#### [Given information]
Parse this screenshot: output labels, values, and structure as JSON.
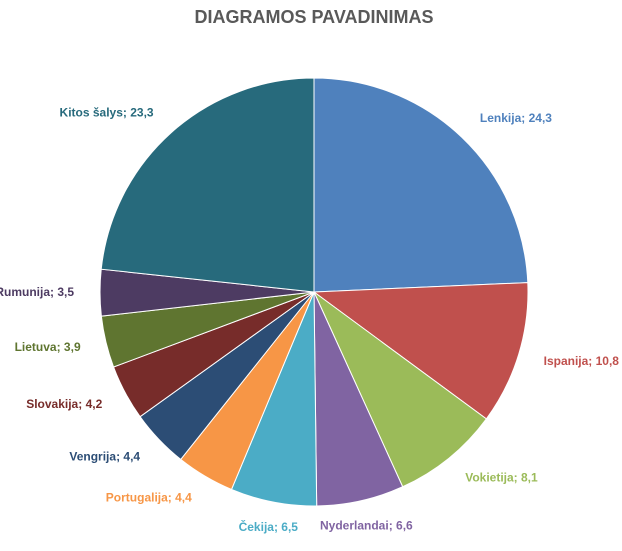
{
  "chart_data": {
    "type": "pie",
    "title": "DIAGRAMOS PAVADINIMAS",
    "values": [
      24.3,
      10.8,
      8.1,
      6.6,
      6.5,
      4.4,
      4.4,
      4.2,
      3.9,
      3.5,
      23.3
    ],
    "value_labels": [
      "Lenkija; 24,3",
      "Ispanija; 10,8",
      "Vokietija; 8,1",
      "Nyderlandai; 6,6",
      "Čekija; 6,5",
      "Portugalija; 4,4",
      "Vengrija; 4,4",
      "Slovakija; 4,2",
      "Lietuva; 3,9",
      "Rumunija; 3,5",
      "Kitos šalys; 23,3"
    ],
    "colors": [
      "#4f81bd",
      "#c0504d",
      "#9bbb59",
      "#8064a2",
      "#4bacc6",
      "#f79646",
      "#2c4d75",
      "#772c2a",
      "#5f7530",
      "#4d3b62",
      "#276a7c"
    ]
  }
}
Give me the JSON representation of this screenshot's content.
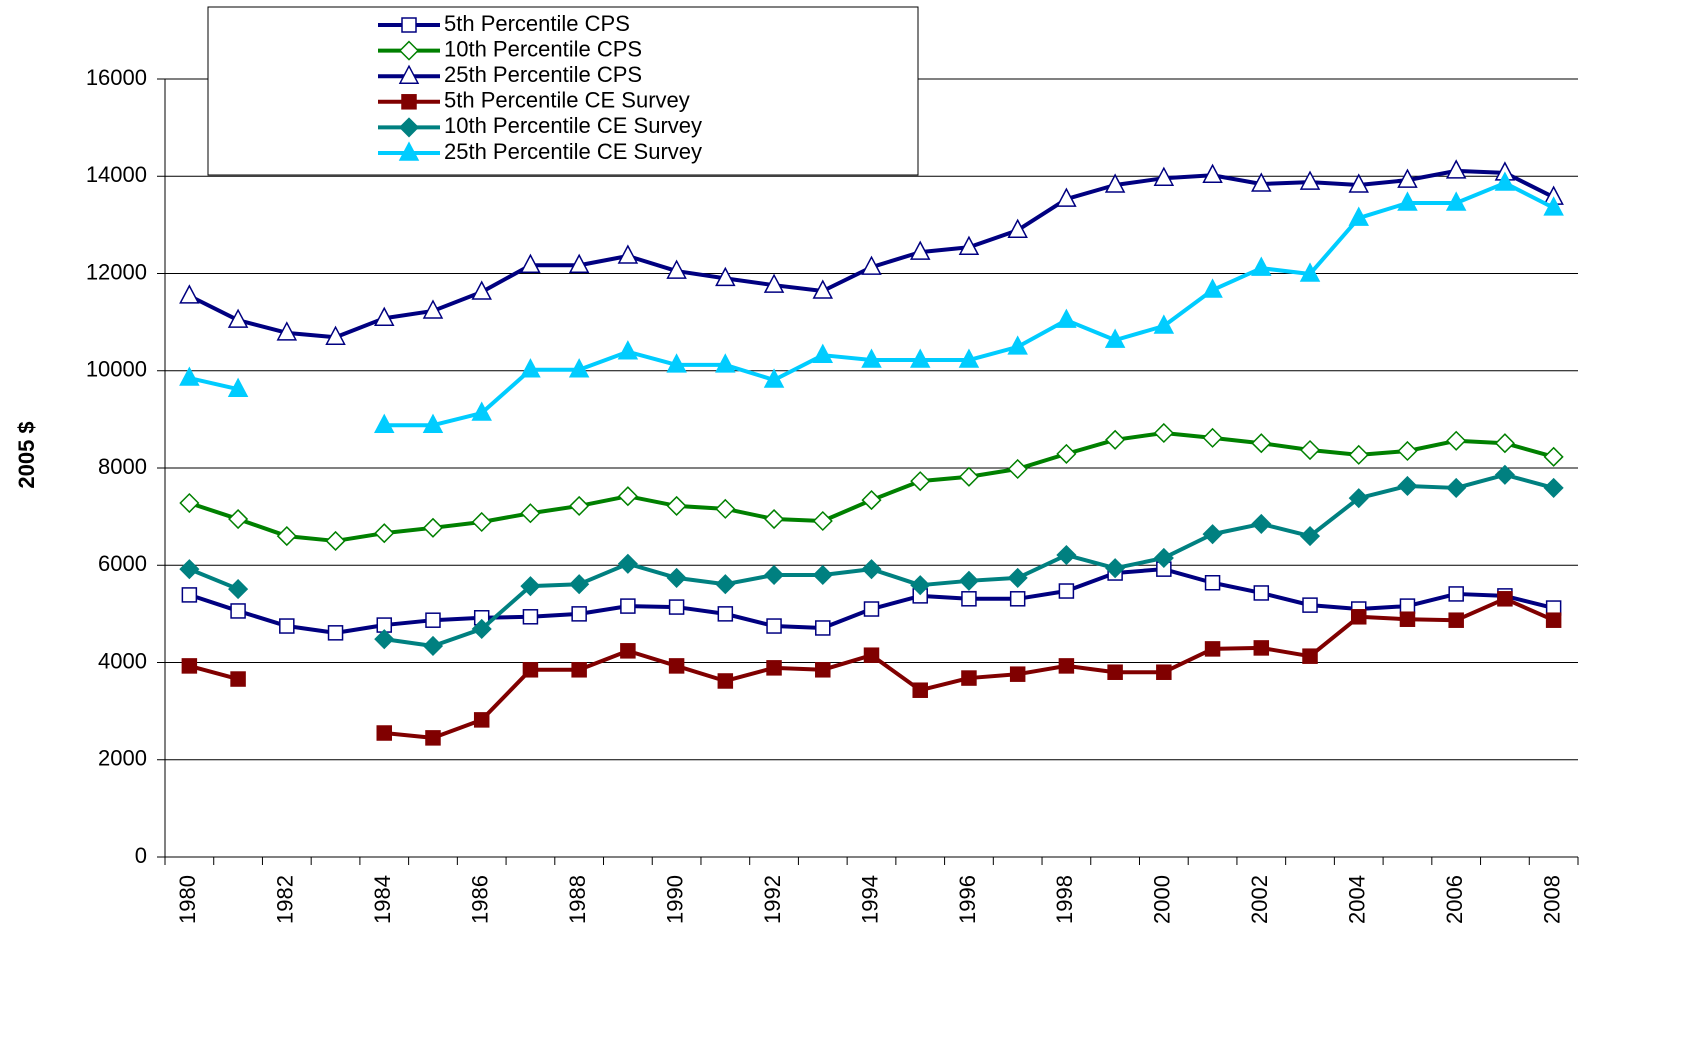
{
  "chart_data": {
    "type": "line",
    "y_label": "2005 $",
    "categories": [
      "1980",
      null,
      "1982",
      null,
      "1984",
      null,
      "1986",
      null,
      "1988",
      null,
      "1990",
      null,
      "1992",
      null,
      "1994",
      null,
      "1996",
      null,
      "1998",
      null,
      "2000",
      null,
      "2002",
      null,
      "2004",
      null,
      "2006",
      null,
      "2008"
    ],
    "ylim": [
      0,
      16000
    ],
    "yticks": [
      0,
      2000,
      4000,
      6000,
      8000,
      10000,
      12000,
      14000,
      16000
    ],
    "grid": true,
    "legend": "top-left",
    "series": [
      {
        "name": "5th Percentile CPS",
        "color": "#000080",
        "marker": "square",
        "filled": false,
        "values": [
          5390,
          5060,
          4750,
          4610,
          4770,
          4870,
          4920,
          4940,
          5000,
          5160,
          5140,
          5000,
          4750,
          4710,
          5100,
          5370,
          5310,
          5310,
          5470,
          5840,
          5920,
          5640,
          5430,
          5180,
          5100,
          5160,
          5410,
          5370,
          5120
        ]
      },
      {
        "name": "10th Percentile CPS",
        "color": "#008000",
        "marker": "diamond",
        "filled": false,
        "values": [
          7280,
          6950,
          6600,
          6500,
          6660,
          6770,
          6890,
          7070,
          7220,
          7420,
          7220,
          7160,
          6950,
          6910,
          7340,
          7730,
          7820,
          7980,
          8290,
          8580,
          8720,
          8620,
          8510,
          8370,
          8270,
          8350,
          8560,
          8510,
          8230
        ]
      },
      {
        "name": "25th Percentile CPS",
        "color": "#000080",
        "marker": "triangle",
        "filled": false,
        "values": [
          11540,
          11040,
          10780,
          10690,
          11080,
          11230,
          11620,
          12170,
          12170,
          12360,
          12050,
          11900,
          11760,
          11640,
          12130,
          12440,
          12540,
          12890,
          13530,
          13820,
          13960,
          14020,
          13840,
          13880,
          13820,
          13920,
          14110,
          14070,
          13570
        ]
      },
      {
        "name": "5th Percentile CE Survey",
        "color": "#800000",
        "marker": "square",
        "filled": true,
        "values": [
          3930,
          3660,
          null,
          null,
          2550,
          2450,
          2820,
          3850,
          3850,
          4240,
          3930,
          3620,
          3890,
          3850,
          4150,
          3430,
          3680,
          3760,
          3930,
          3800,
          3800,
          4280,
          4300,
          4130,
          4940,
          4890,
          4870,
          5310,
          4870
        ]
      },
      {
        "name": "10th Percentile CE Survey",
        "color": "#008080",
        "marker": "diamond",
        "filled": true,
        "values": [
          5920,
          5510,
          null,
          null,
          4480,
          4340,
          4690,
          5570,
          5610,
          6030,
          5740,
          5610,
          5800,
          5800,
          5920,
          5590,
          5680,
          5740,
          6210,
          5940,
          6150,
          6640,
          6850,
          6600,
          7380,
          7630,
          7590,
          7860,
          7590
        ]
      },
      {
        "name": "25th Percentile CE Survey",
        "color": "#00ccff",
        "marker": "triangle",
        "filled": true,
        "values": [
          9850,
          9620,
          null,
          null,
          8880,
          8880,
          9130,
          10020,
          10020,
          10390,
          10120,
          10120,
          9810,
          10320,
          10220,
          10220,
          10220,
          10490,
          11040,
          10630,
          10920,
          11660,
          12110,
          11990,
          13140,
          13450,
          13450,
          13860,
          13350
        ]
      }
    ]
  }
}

...

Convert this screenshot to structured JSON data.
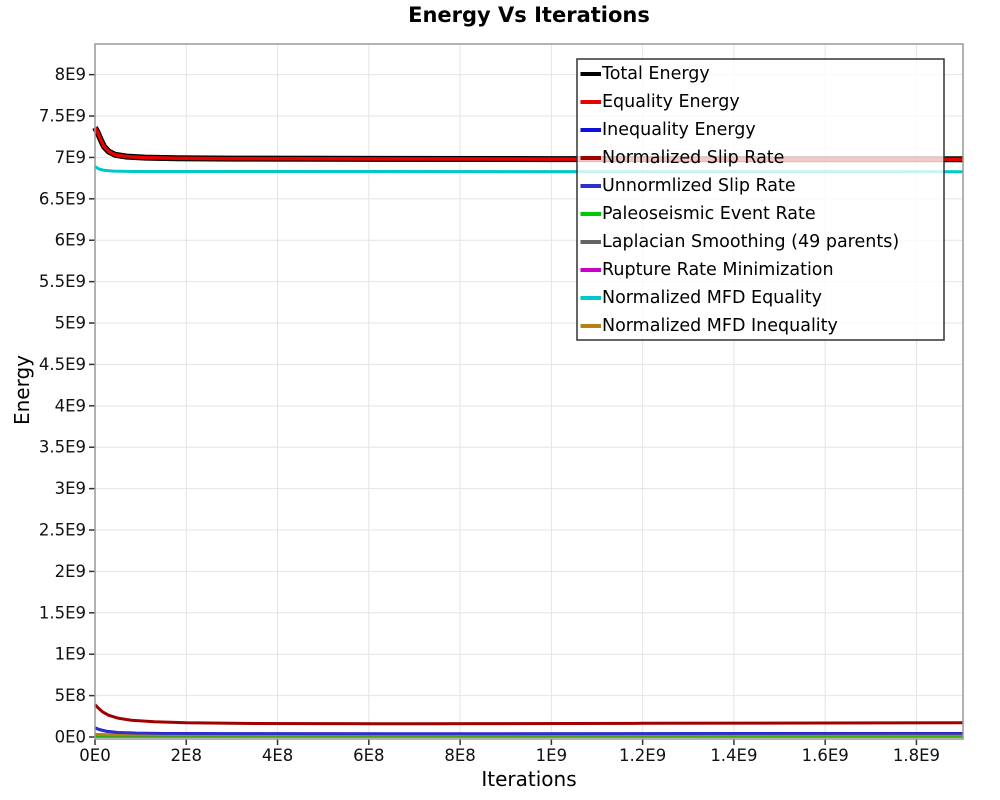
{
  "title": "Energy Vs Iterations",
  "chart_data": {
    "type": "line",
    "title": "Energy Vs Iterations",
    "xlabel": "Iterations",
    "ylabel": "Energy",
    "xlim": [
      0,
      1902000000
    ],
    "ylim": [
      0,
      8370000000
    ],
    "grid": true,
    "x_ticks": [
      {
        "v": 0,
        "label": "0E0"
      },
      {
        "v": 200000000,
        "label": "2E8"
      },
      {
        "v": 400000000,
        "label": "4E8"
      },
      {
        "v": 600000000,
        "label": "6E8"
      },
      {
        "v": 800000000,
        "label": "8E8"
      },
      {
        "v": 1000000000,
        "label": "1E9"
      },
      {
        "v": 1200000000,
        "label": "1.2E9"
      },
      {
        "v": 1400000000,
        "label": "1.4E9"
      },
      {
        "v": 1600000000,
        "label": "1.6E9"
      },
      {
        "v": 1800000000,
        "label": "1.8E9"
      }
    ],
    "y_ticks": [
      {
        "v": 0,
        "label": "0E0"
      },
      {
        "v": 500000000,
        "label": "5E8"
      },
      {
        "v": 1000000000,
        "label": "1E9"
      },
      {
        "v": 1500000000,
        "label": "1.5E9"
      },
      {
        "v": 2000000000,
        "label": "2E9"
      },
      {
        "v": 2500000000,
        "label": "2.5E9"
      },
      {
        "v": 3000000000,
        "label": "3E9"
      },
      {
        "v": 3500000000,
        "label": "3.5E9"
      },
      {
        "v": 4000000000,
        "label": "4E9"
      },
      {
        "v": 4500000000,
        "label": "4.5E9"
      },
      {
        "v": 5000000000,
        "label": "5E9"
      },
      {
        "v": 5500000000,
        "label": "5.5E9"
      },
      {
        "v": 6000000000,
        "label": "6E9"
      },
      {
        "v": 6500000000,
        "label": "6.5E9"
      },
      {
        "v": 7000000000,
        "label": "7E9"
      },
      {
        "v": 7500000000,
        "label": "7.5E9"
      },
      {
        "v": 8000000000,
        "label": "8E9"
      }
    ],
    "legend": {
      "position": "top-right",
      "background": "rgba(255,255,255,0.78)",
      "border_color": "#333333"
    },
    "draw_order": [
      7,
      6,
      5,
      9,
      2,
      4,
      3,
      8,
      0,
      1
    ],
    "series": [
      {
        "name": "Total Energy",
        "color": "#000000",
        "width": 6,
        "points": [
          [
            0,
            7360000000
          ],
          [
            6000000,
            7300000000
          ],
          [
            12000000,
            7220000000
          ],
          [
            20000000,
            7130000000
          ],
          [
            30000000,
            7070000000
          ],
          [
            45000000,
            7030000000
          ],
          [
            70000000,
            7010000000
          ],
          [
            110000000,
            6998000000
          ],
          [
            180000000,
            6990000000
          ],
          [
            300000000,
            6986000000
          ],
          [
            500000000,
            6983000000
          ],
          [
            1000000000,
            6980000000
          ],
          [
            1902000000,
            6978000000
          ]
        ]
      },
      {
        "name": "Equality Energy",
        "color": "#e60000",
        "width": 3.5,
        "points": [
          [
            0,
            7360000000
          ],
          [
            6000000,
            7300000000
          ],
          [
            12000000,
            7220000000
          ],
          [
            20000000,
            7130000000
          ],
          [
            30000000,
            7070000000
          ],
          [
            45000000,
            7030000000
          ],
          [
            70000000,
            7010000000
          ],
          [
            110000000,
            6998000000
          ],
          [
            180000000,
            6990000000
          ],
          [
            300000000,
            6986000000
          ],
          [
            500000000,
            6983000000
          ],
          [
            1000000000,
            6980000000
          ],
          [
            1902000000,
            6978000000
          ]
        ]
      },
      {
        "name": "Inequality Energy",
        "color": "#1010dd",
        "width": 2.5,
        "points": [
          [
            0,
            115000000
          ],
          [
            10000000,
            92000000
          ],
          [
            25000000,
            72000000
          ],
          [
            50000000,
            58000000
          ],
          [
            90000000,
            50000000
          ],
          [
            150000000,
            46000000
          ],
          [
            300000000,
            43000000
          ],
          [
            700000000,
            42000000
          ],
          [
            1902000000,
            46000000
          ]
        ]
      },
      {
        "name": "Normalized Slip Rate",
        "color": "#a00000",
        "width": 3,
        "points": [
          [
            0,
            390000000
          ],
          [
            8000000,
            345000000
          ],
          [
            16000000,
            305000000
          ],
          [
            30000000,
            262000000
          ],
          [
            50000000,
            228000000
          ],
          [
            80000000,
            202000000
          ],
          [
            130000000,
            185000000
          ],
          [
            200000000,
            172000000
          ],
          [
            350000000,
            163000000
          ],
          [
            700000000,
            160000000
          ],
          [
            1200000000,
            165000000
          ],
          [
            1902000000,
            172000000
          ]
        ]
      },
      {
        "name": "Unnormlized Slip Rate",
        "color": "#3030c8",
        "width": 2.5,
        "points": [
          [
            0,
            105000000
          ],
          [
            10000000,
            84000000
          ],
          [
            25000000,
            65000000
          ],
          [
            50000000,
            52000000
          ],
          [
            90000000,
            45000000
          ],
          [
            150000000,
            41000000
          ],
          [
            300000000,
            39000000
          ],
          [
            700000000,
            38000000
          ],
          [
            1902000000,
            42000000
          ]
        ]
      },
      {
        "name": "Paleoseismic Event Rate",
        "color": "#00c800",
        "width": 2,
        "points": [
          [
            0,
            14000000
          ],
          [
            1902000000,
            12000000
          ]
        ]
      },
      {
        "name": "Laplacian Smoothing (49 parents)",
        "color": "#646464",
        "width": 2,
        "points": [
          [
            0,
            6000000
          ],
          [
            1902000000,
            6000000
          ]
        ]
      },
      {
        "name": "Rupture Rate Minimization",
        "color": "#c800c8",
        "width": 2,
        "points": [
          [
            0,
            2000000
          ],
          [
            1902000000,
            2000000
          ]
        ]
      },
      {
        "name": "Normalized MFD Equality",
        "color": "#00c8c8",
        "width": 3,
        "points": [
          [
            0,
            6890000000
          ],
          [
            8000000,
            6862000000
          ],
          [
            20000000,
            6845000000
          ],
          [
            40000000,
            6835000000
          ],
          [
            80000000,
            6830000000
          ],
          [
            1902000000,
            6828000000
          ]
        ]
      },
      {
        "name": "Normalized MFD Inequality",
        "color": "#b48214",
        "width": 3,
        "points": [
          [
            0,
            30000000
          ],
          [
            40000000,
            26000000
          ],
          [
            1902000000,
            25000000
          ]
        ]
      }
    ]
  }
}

#### [Request]
Identify each line of the material where the word "Survey" shows up, and copy it.

#### [Finished exercise]
        "name": "5th Percentile CE Survey",
        "name": "10th Percentile CE Survey",
        "name": "25th Percentile CE Survey",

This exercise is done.